>> start Records for this exercise

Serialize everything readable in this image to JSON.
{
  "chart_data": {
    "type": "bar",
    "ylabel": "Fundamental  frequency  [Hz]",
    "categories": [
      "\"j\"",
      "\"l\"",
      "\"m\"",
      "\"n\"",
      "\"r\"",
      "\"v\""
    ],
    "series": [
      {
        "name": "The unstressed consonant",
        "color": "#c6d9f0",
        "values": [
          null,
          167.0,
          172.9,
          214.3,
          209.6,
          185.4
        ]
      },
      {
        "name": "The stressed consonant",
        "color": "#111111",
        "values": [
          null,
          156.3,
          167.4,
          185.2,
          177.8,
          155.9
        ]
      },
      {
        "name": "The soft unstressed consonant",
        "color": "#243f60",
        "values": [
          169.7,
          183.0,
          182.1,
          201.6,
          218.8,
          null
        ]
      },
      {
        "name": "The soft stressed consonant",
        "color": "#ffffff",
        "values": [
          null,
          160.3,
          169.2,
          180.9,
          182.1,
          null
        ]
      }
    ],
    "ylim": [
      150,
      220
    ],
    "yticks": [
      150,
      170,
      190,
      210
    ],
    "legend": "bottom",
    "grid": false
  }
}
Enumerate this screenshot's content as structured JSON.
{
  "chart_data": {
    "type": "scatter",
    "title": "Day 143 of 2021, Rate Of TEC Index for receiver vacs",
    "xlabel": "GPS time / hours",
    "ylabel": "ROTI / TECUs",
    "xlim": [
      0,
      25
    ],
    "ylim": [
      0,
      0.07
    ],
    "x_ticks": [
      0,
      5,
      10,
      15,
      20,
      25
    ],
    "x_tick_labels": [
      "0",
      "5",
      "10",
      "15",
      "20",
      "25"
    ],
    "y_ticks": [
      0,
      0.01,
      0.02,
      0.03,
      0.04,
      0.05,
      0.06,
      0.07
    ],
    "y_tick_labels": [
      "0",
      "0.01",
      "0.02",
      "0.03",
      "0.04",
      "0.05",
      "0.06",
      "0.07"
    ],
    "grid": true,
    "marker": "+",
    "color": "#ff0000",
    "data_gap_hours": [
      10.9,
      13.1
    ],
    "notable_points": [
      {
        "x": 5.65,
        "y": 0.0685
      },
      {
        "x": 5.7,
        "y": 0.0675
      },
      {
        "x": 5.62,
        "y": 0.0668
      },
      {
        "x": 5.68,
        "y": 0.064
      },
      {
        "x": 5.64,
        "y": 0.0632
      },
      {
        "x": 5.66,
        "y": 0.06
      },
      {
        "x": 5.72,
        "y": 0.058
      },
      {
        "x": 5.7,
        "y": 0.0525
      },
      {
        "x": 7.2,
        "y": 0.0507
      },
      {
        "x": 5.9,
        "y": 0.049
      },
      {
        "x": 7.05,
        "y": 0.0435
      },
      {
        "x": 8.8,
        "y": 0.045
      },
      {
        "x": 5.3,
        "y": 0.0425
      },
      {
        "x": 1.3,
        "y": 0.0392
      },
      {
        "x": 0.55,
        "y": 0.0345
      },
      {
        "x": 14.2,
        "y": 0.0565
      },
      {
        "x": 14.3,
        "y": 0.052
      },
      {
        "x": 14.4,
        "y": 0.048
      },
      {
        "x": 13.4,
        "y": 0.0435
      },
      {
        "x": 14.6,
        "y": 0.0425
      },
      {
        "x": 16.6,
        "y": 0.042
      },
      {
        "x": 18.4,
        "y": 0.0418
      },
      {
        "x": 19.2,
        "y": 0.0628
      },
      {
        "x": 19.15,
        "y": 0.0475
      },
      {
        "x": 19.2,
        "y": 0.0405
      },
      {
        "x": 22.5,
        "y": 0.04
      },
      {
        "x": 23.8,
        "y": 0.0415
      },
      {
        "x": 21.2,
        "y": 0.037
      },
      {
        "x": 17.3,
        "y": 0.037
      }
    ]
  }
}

>> end Records for this exercise

Look through the material above and pick out each line holding the word "unstressed".

        "name": "The unstressed consonant",
        "name": "The soft unstressed consonant",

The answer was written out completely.